-- Start of Material provided --
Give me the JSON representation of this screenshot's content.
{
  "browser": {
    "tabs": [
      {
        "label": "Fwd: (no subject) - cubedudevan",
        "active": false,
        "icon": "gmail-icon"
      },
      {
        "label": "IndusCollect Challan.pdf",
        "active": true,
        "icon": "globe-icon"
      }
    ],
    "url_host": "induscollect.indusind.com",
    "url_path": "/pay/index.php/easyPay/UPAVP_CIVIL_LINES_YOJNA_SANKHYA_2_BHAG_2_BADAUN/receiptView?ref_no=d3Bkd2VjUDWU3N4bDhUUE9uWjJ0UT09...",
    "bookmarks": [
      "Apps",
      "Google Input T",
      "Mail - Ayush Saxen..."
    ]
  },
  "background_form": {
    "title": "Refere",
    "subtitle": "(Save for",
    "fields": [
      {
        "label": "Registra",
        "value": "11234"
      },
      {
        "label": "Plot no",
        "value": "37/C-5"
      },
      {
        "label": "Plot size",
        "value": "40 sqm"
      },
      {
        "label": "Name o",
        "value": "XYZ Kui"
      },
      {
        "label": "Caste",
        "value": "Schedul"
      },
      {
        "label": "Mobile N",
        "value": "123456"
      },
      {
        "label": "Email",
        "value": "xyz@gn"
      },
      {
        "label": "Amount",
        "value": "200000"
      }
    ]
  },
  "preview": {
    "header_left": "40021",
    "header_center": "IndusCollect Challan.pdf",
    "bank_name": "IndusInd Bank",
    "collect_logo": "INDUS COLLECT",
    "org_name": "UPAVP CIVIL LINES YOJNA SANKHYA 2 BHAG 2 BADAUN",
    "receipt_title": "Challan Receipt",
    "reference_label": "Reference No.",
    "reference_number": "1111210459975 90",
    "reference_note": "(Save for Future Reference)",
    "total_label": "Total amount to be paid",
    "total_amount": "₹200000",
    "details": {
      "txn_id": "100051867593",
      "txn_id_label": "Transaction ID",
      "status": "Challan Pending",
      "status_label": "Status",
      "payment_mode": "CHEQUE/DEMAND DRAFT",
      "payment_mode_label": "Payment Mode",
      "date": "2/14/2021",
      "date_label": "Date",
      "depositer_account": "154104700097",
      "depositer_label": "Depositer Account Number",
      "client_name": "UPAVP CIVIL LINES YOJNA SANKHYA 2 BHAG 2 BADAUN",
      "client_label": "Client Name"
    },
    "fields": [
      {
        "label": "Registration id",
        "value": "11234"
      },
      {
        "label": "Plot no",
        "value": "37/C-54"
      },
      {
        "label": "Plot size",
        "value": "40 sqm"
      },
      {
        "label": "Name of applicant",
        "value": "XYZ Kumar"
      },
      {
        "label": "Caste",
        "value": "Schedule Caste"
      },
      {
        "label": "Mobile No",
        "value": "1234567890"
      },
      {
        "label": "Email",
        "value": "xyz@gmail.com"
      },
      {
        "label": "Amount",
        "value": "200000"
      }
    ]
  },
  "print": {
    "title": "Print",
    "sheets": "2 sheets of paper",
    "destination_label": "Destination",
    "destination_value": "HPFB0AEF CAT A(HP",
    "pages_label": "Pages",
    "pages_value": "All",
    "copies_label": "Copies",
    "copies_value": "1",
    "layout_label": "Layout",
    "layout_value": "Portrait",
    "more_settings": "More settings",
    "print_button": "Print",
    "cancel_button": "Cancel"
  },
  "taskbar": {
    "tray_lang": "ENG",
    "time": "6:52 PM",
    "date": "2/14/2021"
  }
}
-- End of Material provided --
### What is needed
Without omitting anything, output the entries exactly.

### Answer to this exercise
Give me the JSON representation of this screenshot's content.
{
  "browser": {
    "tabs": [
      {
        "label": "Fwd: (no subject) - cubedudevan",
        "active": false,
        "icon": "gmail-icon"
      },
      {
        "label": "IndusCollect Challan.pdf",
        "active": true,
        "icon": "globe-icon"
      }
    ],
    "url_host": "induscollect.indusind.com",
    "url_path": "/pay/index.php/easyPay/UPAVP_CIVIL_LINES_YOJNA_SANKHYA_2_BHAG_2_BADAUN/receiptView?ref_no=d3Bkd2VjUDWU3N4bDhUUE9uWjJ0UT09...",
    "bookmarks": [
      "Apps",
      "Google Input T",
      "Mail - Ayush Saxen..."
    ]
  },
  "background_form": {
    "title": "Refere",
    "subtitle": "(Save for",
    "fields": [
      {
        "label": "Registra",
        "value": "11234"
      },
      {
        "label": "Plot no",
        "value": "37/C-5"
      },
      {
        "label": "Plot size",
        "value": "40 sqm"
      },
      {
        "label": "Name o",
        "value": "XYZ Kui"
      },
      {
        "label": "Caste",
        "value": "Schedul"
      },
      {
        "label": "Mobile N",
        "value": "123456"
      },
      {
        "label": "Email",
        "value": "xyz@gn"
      },
      {
        "label": "Amount",
        "value": "200000"
      }
    ]
  },
  "preview": {
    "header_left": "40021",
    "header_center": "IndusCollect Challan.pdf",
    "bank_name": "IndusInd Bank",
    "collect_logo": "INDUS COLLECT",
    "org_name": "UPAVP CIVIL LINES YOJNA SANKHYA 2 BHAG 2 BADAUN",
    "receipt_title": "Challan Receipt",
    "reference_label": "Reference No.",
    "reference_number": "1111210459975 90",
    "reference_note": "(Save for Future Reference)",
    "total_label": "Total amount to be paid",
    "total_amount": "₹200000",
    "details": {
      "txn_id": "100051867593",
      "txn_id_label": "Transaction ID",
      "status": "Challan Pending",
      "status_label": "Status",
      "payment_mode": "CHEQUE/DEMAND DRAFT",
      "payment_mode_label": "Payment Mode",
      "date": "2/14/2021",
      "date_label": "Date",
      "depositer_account": "154104700097",
      "depositer_label": "Depositer Account Number",
      "client_name": "UPAVP CIVIL LINES YOJNA SANKHYA 2 BHAG 2 BADAUN",
      "client_label": "Client Name"
    },
    "fields": [
      {
        "label": "Registration id",
        "value": "11234"
      },
      {
        "label": "Plot no",
        "value": "37/C-54"
      },
      {
        "label": "Plot size",
        "value": "40 sqm"
      },
      {
        "label": "Name of applicant",
        "value": "XYZ Kumar"
      },
      {
        "label": "Caste",
        "value": "Schedule Caste"
      },
      {
        "label": "Mobile No",
        "value": "1234567890"
      },
      {
        "label": "Email",
        "value": "xyz@gmail.com"
      },
      {
        "label": "Amount",
        "value": "200000"
      }
    ]
  },
  "print": {
    "title": "Print",
    "sheets": "2 sheets of paper",
    "destination_label": "Destination",
    "destination_value": "HPFB0AEF CAT A(HP",
    "pages_label": "Pages",
    "pages_value": "All",
    "copies_label": "Copies",
    "copies_value": "1",
    "layout_label": "Layout",
    "layout_value": "Portrait",
    "more_settings": "More settings",
    "print_button": "Print",
    "cancel_button": "Cancel"
  },
  "taskbar": {
    "tray_lang": "ENG",
    "time": "6:52 PM",
    "date": "2/14/2021"
  }
}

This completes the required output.